━━━━━ EXTRACTED ENTRIES ━━━━━
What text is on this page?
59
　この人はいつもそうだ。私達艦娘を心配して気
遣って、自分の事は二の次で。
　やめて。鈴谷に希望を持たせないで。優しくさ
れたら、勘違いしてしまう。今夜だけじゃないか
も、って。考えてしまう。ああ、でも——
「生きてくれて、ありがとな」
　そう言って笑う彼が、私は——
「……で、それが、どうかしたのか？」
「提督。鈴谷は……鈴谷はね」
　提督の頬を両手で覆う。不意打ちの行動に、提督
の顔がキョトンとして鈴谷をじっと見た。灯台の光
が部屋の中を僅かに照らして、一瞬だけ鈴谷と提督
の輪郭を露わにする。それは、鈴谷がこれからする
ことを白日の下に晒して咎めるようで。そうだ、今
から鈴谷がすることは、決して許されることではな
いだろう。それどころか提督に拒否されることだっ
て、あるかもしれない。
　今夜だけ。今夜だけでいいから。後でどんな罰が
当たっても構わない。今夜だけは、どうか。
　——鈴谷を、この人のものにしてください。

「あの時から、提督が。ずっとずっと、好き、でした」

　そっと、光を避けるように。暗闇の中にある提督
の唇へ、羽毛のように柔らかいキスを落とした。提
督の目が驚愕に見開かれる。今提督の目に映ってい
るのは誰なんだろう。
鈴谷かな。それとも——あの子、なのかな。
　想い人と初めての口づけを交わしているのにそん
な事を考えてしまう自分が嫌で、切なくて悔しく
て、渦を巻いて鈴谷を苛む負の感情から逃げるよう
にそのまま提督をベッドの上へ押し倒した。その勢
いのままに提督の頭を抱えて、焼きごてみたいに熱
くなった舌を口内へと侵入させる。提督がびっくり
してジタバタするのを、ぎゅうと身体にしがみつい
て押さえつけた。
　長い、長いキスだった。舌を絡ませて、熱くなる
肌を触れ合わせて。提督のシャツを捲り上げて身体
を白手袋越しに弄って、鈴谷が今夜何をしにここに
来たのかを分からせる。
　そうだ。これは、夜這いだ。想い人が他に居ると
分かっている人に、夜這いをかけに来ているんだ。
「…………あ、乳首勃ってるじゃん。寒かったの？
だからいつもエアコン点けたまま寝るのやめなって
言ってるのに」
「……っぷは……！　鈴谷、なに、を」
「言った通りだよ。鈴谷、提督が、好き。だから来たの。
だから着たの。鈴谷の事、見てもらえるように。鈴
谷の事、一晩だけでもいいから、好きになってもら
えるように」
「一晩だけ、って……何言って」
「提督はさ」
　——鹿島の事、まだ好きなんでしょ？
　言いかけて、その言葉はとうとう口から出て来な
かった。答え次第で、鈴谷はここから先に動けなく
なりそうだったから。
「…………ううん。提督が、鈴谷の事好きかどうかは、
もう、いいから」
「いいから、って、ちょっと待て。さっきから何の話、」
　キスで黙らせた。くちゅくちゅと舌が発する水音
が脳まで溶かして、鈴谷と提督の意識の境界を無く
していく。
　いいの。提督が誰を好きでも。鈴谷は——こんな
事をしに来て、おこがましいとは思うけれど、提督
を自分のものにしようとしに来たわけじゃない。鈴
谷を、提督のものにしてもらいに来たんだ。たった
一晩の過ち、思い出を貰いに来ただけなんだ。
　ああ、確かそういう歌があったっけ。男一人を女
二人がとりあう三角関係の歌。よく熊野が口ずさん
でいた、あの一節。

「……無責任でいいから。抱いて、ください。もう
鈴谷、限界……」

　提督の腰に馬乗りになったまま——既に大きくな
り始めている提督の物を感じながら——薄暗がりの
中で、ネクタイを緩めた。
━━━━━
## BRIEF
Each record should come back exactly as written.

## PROBLEM SOLUTION
What text is on this page?
59
　この人はいつもそうだ。私達艦娘を心配して気
遣って、自分の事は二の次で。
　やめて。鈴谷に希望を持たせないで。優しくさ
れたら、勘違いしてしまう。今夜だけじゃないか
も、って。考えてしまう。ああ、でも——
「生きてくれて、ありがとな」
　そう言って笑う彼が、私は——
「……で、それが、どうかしたのか？」
「提督。鈴谷は……鈴谷はね」
　提督の頬を両手で覆う。不意打ちの行動に、提督
の顔がキョトンとして鈴谷をじっと見た。灯台の光
が部屋の中を僅かに照らして、一瞬だけ鈴谷と提督
の輪郭を露わにする。それは、鈴谷がこれからする
ことを白日の下に晒して咎めるようで。そうだ、今
から鈴谷がすることは、決して許されることではな
いだろう。それどころか提督に拒否されることだっ
て、あるかもしれない。
　今夜だけ。今夜だけでいいから。後でどんな罰が
当たっても構わない。今夜だけは、どうか。
　——鈴谷を、この人のものにしてください。

「あの時から、提督が。ずっとずっと、好き、でした」

　そっと、光を避けるように。暗闇の中にある提督
の唇へ、羽毛のように柔らかいキスを落とした。提
督の目が驚愕に見開かれる。今提督の目に映ってい
るのは誰なんだろう。
鈴谷かな。それとも——あの子、なのかな。
　想い人と初めての口づけを交わしているのにそん
な事を考えてしまう自分が嫌で、切なくて悔しく
て、渦を巻いて鈴谷を苛む負の感情から逃げるよう
にそのまま提督をベッドの上へ押し倒した。その勢
いのままに提督の頭を抱えて、焼きごてみたいに熱
くなった舌を口内へと侵入させる。提督がびっくり
してジタバタするのを、ぎゅうと身体にしがみつい
て押さえつけた。
　長い、長いキスだった。舌を絡ませて、熱くなる
肌を触れ合わせて。提督のシャツを捲り上げて身体
を白手袋越しに弄って、鈴谷が今夜何をしにここに
来たのかを分からせる。
　そうだ。これは、夜這いだ。想い人が他に居ると
分かっている人に、夜這いをかけに来ているんだ。
「…………あ、乳首勃ってるじゃん。寒かったの？
だからいつもエアコン点けたまま寝るのやめなって
言ってるのに」
「……っぷは……！　鈴谷、なに、を」
「言った通りだよ。鈴谷、提督が、好き。だから来たの。
だから着たの。鈴谷の事、見てもらえるように。鈴
谷の事、一晩だけでもいいから、好きになってもら
えるように」
「一晩だけ、って……何言って」
「提督はさ」
　——鹿島の事、まだ好きなんでしょ？
　言いかけて、その言葉はとうとう口から出て来な
かった。答え次第で、鈴谷はここから先に動けなく
なりそうだったから。
「…………ううん。提督が、鈴谷の事好きかどうかは、
もう、いいから」
「いいから、って、ちょっと待て。さっきから何の話、」
　キスで黙らせた。くちゅくちゅと舌が発する水音
が脳まで溶かして、鈴谷と提督の意識の境界を無く
していく。
　いいの。提督が誰を好きでも。鈴谷は——こんな
事をしに来て、おこがましいとは思うけれど、提督
を自分のものにしようとしに来たわけじゃない。鈴
谷を、提督のものにしてもらいに来たんだ。たった
一晩の過ち、思い出を貰いに来ただけなんだ。
　ああ、確かそういう歌があったっけ。男一人を女
二人がとりあう三角関係の歌。よく熊野が口ずさん
でいた、あの一節。

「……無責任でいいから。抱いて、ください。もう
鈴谷、限界……」

　提督の腰に馬乗りになったまま——既に大きくな
り始めている提督の物を感じながら——薄暗がりの
中で、ネクタイを緩めた。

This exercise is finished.